Given problem >>
Below is a block of records; repeat all of them exactly.

[Recorded data]
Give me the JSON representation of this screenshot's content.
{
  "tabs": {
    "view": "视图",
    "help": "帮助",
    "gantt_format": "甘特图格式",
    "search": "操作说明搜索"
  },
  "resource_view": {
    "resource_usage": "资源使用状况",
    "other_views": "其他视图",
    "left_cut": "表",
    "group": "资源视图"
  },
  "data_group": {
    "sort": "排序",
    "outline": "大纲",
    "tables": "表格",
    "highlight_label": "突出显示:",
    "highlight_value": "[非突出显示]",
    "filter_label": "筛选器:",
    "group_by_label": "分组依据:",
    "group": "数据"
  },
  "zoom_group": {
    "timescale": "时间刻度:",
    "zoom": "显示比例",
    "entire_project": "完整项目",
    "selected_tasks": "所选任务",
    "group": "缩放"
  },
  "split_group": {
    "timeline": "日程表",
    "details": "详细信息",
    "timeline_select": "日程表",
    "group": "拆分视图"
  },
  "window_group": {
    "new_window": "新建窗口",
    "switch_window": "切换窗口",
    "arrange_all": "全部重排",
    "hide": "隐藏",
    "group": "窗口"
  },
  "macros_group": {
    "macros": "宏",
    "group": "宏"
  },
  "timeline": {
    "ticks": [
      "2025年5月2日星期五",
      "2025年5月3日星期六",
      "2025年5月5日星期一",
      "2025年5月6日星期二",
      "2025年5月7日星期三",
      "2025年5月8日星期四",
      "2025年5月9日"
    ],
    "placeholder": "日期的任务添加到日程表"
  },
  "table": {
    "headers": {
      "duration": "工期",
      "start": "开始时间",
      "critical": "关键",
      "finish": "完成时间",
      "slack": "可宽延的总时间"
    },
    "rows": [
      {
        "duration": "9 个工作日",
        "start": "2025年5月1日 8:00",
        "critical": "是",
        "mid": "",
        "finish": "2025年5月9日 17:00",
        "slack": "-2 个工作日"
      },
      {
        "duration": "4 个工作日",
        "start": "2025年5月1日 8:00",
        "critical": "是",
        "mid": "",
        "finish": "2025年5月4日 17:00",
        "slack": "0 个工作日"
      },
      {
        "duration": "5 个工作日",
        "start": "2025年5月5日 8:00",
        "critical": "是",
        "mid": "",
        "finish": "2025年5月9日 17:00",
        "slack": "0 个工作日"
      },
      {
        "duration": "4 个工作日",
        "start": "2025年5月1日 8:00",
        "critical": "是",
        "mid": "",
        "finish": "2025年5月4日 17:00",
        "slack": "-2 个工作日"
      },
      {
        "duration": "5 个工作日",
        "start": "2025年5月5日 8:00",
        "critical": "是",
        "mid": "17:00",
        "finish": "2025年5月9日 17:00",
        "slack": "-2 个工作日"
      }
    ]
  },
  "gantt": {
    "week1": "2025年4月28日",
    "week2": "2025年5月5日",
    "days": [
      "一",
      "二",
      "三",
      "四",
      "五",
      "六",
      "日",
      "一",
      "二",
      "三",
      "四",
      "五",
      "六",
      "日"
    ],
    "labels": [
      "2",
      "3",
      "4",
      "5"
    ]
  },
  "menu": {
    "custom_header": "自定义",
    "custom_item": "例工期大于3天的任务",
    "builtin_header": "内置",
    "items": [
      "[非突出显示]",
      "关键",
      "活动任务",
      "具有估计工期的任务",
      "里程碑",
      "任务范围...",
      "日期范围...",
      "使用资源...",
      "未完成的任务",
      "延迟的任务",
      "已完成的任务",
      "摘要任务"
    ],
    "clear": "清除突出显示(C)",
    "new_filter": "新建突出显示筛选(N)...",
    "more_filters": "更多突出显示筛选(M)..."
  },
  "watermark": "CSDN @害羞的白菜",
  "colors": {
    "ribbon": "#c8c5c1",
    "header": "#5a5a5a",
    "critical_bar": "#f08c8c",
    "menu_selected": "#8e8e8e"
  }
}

Exercise output >>
Give me the JSON representation of this screenshot's content.
{
  "tabs": {
    "view": "视图",
    "help": "帮助",
    "gantt_format": "甘特图格式",
    "search": "操作说明搜索"
  },
  "resource_view": {
    "resource_usage": "资源使用状况",
    "other_views": "其他视图",
    "left_cut": "表",
    "group": "资源视图"
  },
  "data_group": {
    "sort": "排序",
    "outline": "大纲",
    "tables": "表格",
    "highlight_label": "突出显示:",
    "highlight_value": "[非突出显示]",
    "filter_label": "筛选器:",
    "group_by_label": "分组依据:",
    "group": "数据"
  },
  "zoom_group": {
    "timescale": "时间刻度:",
    "zoom": "显示比例",
    "entire_project": "完整项目",
    "selected_tasks": "所选任务",
    "group": "缩放"
  },
  "split_group": {
    "timeline": "日程表",
    "details": "详细信息",
    "timeline_select": "日程表",
    "group": "拆分视图"
  },
  "window_group": {
    "new_window": "新建窗口",
    "switch_window": "切换窗口",
    "arrange_all": "全部重排",
    "hide": "隐藏",
    "group": "窗口"
  },
  "macros_group": {
    "macros": "宏",
    "group": "宏"
  },
  "timeline": {
    "ticks": [
      "2025年5月2日星期五",
      "2025年5月3日星期六",
      "2025年5月5日星期一",
      "2025年5月6日星期二",
      "2025年5月7日星期三",
      "2025年5月8日星期四",
      "2025年5月9日"
    ],
    "placeholder": "日期的任务添加到日程表"
  },
  "table": {
    "headers": {
      "duration": "工期",
      "start": "开始时间",
      "critical": "关键",
      "finish": "完成时间",
      "slack": "可宽延的总时间"
    },
    "rows": [
      {
        "duration": "9 个工作日",
        "start": "2025年5月1日 8:00",
        "critical": "是",
        "mid": "",
        "finish": "2025年5月9日 17:00",
        "slack": "-2 个工作日"
      },
      {
        "duration": "4 个工作日",
        "start": "2025年5月1日 8:00",
        "critical": "是",
        "mid": "",
        "finish": "2025年5月4日 17:00",
        "slack": "0 个工作日"
      },
      {
        "duration": "5 个工作日",
        "start": "2025年5月5日 8:00",
        "critical": "是",
        "mid": "",
        "finish": "2025年5月9日 17:00",
        "slack": "0 个工作日"
      },
      {
        "duration": "4 个工作日",
        "start": "2025年5月1日 8:00",
        "critical": "是",
        "mid": "",
        "finish": "2025年5月4日 17:00",
        "slack": "-2 个工作日"
      },
      {
        "duration": "5 个工作日",
        "start": "2025年5月5日 8:00",
        "critical": "是",
        "mid": "17:00",
        "finish": "2025年5月9日 17:00",
        "slack": "-2 个工作日"
      }
    ]
  },
  "gantt": {
    "week1": "2025年4月28日",
    "week2": "2025年5月5日",
    "days": [
      "一",
      "二",
      "三",
      "四",
      "五",
      "六",
      "日",
      "一",
      "二",
      "三",
      "四",
      "五",
      "六",
      "日"
    ],
    "labels": [
      "2",
      "3",
      "4",
      "5"
    ]
  },
  "menu": {
    "custom_header": "自定义",
    "custom_item": "例工期大于3天的任务",
    "builtin_header": "内置",
    "items": [
      "[非突出显示]",
      "关键",
      "活动任务",
      "具有估计工期的任务",
      "里程碑",
      "任务范围...",
      "日期范围...",
      "使用资源...",
      "未完成的任务",
      "延迟的任务",
      "已完成的任务",
      "摘要任务"
    ],
    "clear": "清除突出显示(C)",
    "new_filter": "新建突出显示筛选(N)...",
    "more_filters": "更多突出显示筛选(M)..."
  },
  "watermark": "CSDN @害羞的白菜",
  "colors": {
    "ribbon": "#c8c5c1",
    "header": "#5a5a5a",
    "critical_bar": "#f08c8c",
    "menu_selected": "#8e8e8e"
  }
}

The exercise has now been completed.